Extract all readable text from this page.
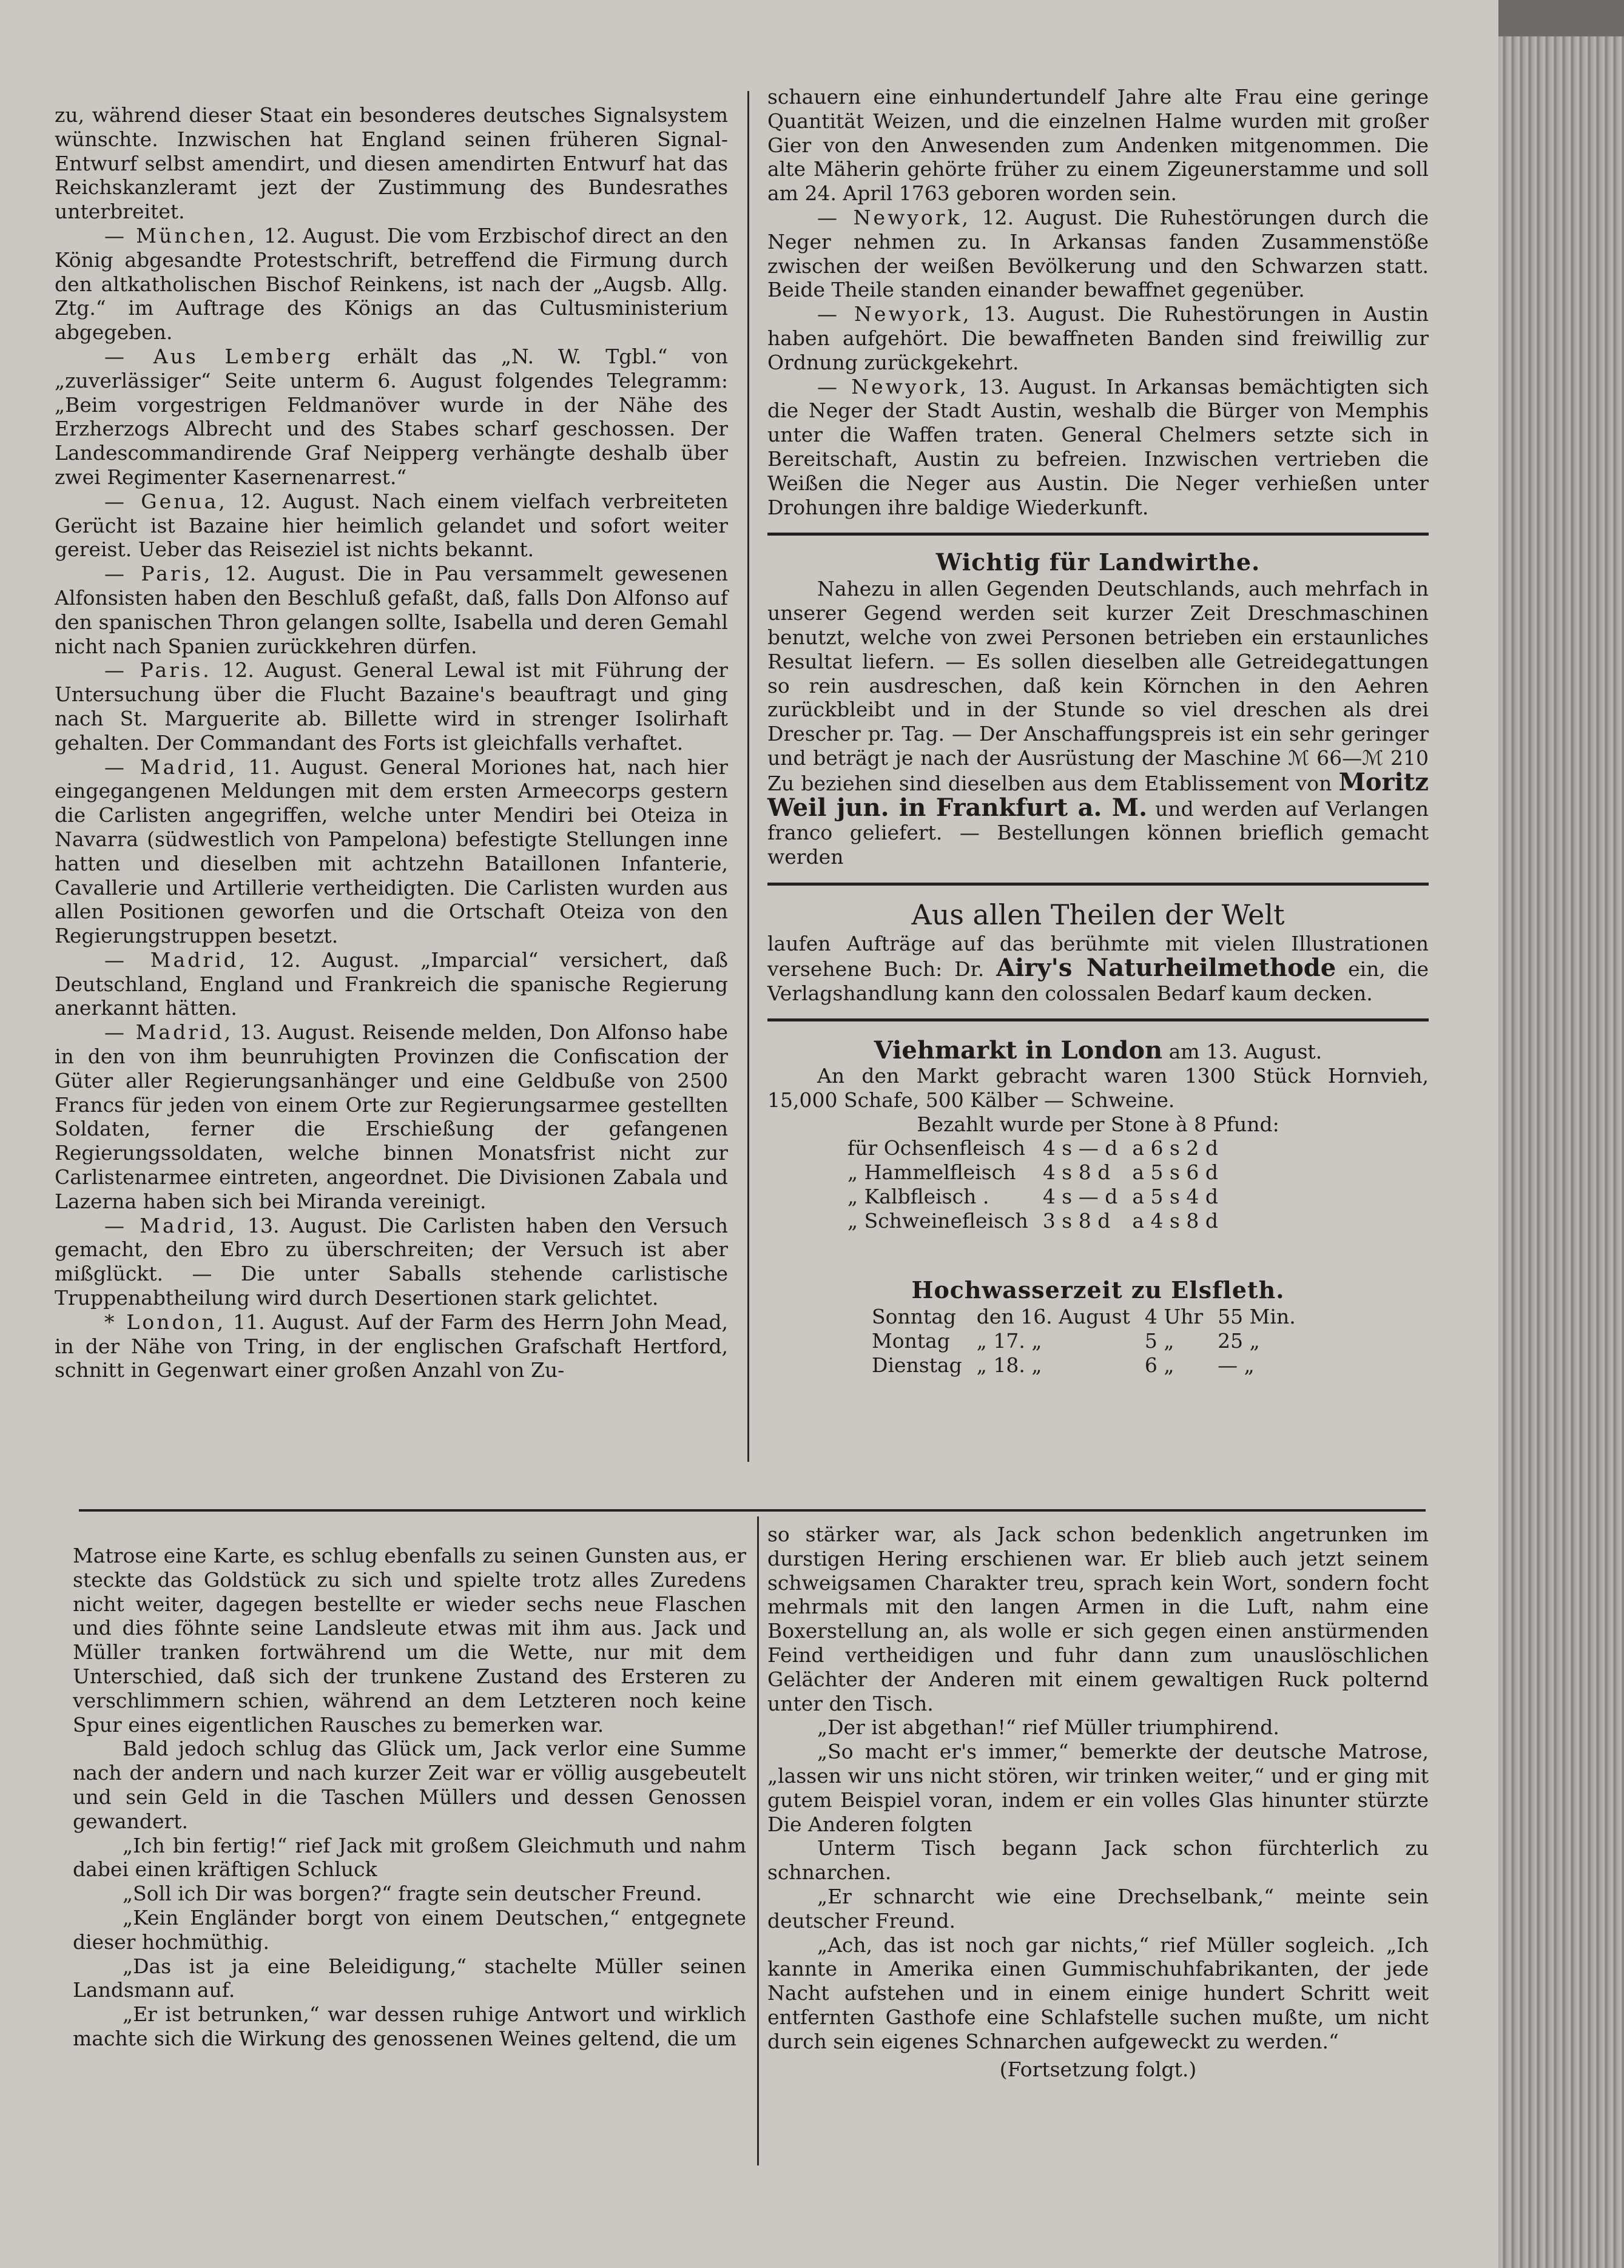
zu, während dieser Staat ein besonderes deutsches Signalsystem wünschte. Inzwischen hat England seinen früheren Signal-Entwurf selbst amendirt, und diesen amendirten Entwurf hat das Reichskanzleramt jezt der Zustimmung des Bundesrathes unterbreitet.

— München, 12. August. Die vom Erzbischof direct an den König abgesandte Protestschrift, betreffend die Firmung durch den altkatholischen Bischof Reinkens, ist nach der „Augsb. Allg. Ztg.“ im Auftrage des Königs an das Cultusministerium abgegeben.

— Aus Lemberg erhält das „N. W. Tgbl.“ von „zuverlässiger“ Seite unterm 6. August folgendes Telegramm: „Beim vorgestrigen Feldmanöver wurde in der Nähe des Erzherzogs Albrecht und des Stabes scharf geschossen. Der Landescommandirende Graf Neipperg verhängte deshalb über zwei Regimenter Kasernenarrest.“

— Genua, 12. August. Nach einem vielfach verbreiteten Gerücht ist Bazaine hier heimlich gelandet und sofort weiter gereist. Ueber das Reiseziel ist nichts bekannt.

— Paris, 12. August. Die in Pau versammelt gewesenen Alfonsisten haben den Beschluß gefaßt, daß, falls Don Alfonso auf den spanischen Thron gelangen sollte, Isabella und deren Gemahl nicht nach Spanien zurückkehren dürfen.

— Paris. 12. August. General Lewal ist mit Führung der Untersuchung über die Flucht Bazaine's beauftragt und ging nach St. Marguerite ab. Billette wird in strenger Isolirhaft gehalten. Der Commandant des Forts ist gleichfalls verhaftet.

— Madrid, 11. August. General Moriones hat, nach hier eingegangenen Meldungen mit dem ersten Armeecorps gestern die Carlisten angegriffen, welche unter Mendiri bei Oteiza in Navarra (südwestlich von Pampelona) befestigte Stellungen inne hatten und dieselben mit achtzehn Bataillonen Infanterie, Cavallerie und Artillerie vertheidigten. Die Carlisten wurden aus allen Positionen geworfen und die Ortschaft Oteiza von den Regierungstruppen besetzt.

— Madrid, 12. August. „Imparcial“ versichert, daß Deutschland, England und Frankreich die spanische Regierung anerkannt hätten.

— Madrid, 13. August. Reisende melden, Don Alfonso habe in den von ihm beunruhigten Provinzen die Confiscation der Güter aller Regierungsanhänger und eine Geldbuße von 2500 Francs für jeden von einem Orte zur Regierungsarmee gestellten Soldaten, ferner die Erschießung der gefangenen Regierungssoldaten, welche binnen Monatsfrist nicht zur Carlistenarmee eintreten, angeordnet. Die Divisionen Zabala und Lazerna haben sich bei Miranda vereinigt.

— Madrid, 13. August. Die Carlisten haben den Versuch gemacht, den Ebro zu überschreiten; der Versuch ist aber mißglückt. — Die unter Saballs stehende carlistische Truppenabtheilung wird durch Desertionen stark gelichtet.

* London, 11. August. Auf der Farm des Herrn John Mead, in der Nähe von Tring, in der englischen Grafschaft Hertford, schnitt in Gegenwart einer großen Anzahl von Zu-

schauern eine einhundertundelf Jahre alte Frau eine geringe Quantität Weizen, und die einzelnen Halme wurden mit großer Gier von den Anwesenden zum Andenken mitgenommen. Die alte Mäherin gehörte früher zu einem Zigeunerstamme und soll am 24. April 1763 geboren worden sein.

— Newyork, 12. August. Die Ruhestörungen durch die Neger nehmen zu. In Arkansas fanden Zusammenstöße zwischen der weißen Bevölkerung und den Schwarzen statt. Beide Theile standen einander bewaffnet gegenüber.

— Newyork, 13. August. Die Ruhestörungen in Austin haben aufgehört. Die bewaffneten Banden sind freiwillig zur Ordnung zurückgekehrt.

— Newyork, 13. August. In Arkansas bemächtigten sich die Neger der Stadt Austin, weshalb die Bürger von Memphis unter die Waffen traten. General Chelmers setzte sich in Bereitschaft, Austin zu befreien. Inzwischen vertrieben die Weißen die Neger aus Austin. Die Neger verhießen unter Drohungen ihre baldige Wiederkunft.

Wichtig für Landwirthe.

Nahezu in allen Gegenden Deutschlands, auch mehrfach in unserer Gegend werden seit kurzer Zeit Dreschmaschinen benutzt, welche von zwei Personen betrieben ein erstaunliches Resultat liefern. — Es sollen dieselben alle Getreidegattungen so rein ausdreschen, daß kein Körnchen in den Aehren zurückbleibt und in der Stunde so viel dreschen als drei Drescher pr. Tag. — Der Anschaffungspreis ist ein sehr geringer und beträgt je nach der Ausrüstung der Maschine ℳ 66—ℳ 210 Zu beziehen sind dieselben aus dem Etablissement von Moritz Weil jun. in Frankfurt a. M. und werden auf Verlangen franco geliefert. — Bestellungen können brieflich gemacht werden

Aus allen Theilen der Welt

laufen Aufträge auf das berühmte mit vielen Illustrationen versehene Buch: Dr. Airy's Naturheilmethode ein, die Verlagshandlung kann den colossalen Bedarf kaum decken.

Viehmarkt in London am 13. August.

An den Markt gebracht waren 1300 Stück Hornvieh, 15,000 Schafe, 500 Kälber — Schweine.

Bezahlt wurde per Stone à 8 Pfund:

für Ochsenfleisch	4 s — d	a 6 s 2 d
„ Hammelfleisch	4 s 8 d	a 5 s 6 d
„ Kalbfleisch .	4 s — d	a 5 s 4 d
„ Schweinefleisch	3 s 8 d	a 4 s 8 d
Hochwasserzeit zu Elsfleth.
Sonntag	den 16. August	4 Uhr	55 Min.
Montag	„ 17. „	5 „	25 „
Dienstag	„ 18. „	6 „	— „

Matrose eine Karte, es schlug ebenfalls zu seinen Gunsten aus, er steckte das Goldstück zu sich und spielte trotz alles Zuredens nicht weiter, dagegen bestellte er wieder sechs neue Flaschen und dies föhnte seine Landsleute etwas mit ihm aus. Jack und Müller tranken fortwährend um die Wette, nur mit dem Unterschied, daß sich der trunkene Zustand des Ersteren zu verschlimmern schien, während an dem Letzteren noch keine Spur eines eigentlichen Rausches zu bemerken war.

Bald jedoch schlug das Glück um, Jack verlor eine Summe nach der andern und nach kurzer Zeit war er völlig ausgebeutelt und sein Geld in die Taschen Müllers und dessen Genossen gewandert.

„Ich bin fertig!“ rief Jack mit großem Gleichmuth und nahm dabei einen kräftigen Schluck

„Soll ich Dir was borgen?“ fragte sein deutscher Freund.

„Kein Engländer borgt von einem Deutschen,“ entgegnete dieser hochmüthig.

„Das ist ja eine Beleidigung,“ stachelte Müller seinen Landsmann auf.

„Er ist betrunken,“ war dessen ruhige Antwort und wirklich machte sich die Wirkung des genossenen Weines geltend, die um

so stärker war, als Jack schon bedenklich angetrunken im durstigen Hering erschienen war. Er blieb auch jetzt seinem schweigsamen Charakter treu, sprach kein Wort, sondern focht mehrmals mit den langen Armen in die Luft, nahm eine Boxerstellung an, als wolle er sich gegen einen anstürmenden Feind vertheidigen und fuhr dann zum unauslöschlichen Gelächter der Anderen mit einem gewaltigen Ruck polternd unter den Tisch.

„Der ist abgethan!“ rief Müller triumphirend.

„So macht er's immer,“ bemerkte der deutsche Matrose, „lassen wir uns nicht stören, wir trinken weiter,“ und er ging mit gutem Beispiel voran, indem er ein volles Glas hinunter stürzte Die Anderen folgten

Unterm Tisch begann Jack schon fürchterlich zu schnarchen.

„Er schnarcht wie eine Drechselbank,“ meinte sein deutscher Freund.

„Ach, das ist noch gar nichts,“ rief Müller sogleich. „Ich kannte in Amerika einen Gummischuhfabrikanten, der jede Nacht aufstehen und in einem einige hundert Schritt weit entfernten Gasthofe eine Schlafstelle suchen mußte, um nicht durch sein eigenes Schnarchen aufgeweckt zu werden.“

(Fortsetzung folgt.)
===============
Extract every line from the records above that contains the word "dessen".

Bald jedoch schlug das Glück um, Jack verlor eine Summe nach der andern und nach kurzer Zeit war er völlig ausgebeutelt und sein Geld in die Taschen Müllers und dessen Genossen gewandert.
„Er ist betrunken,“ war dessen ruhige Antwort und wirklich machte sich die Wirkung des genossenen Weines geltend, die um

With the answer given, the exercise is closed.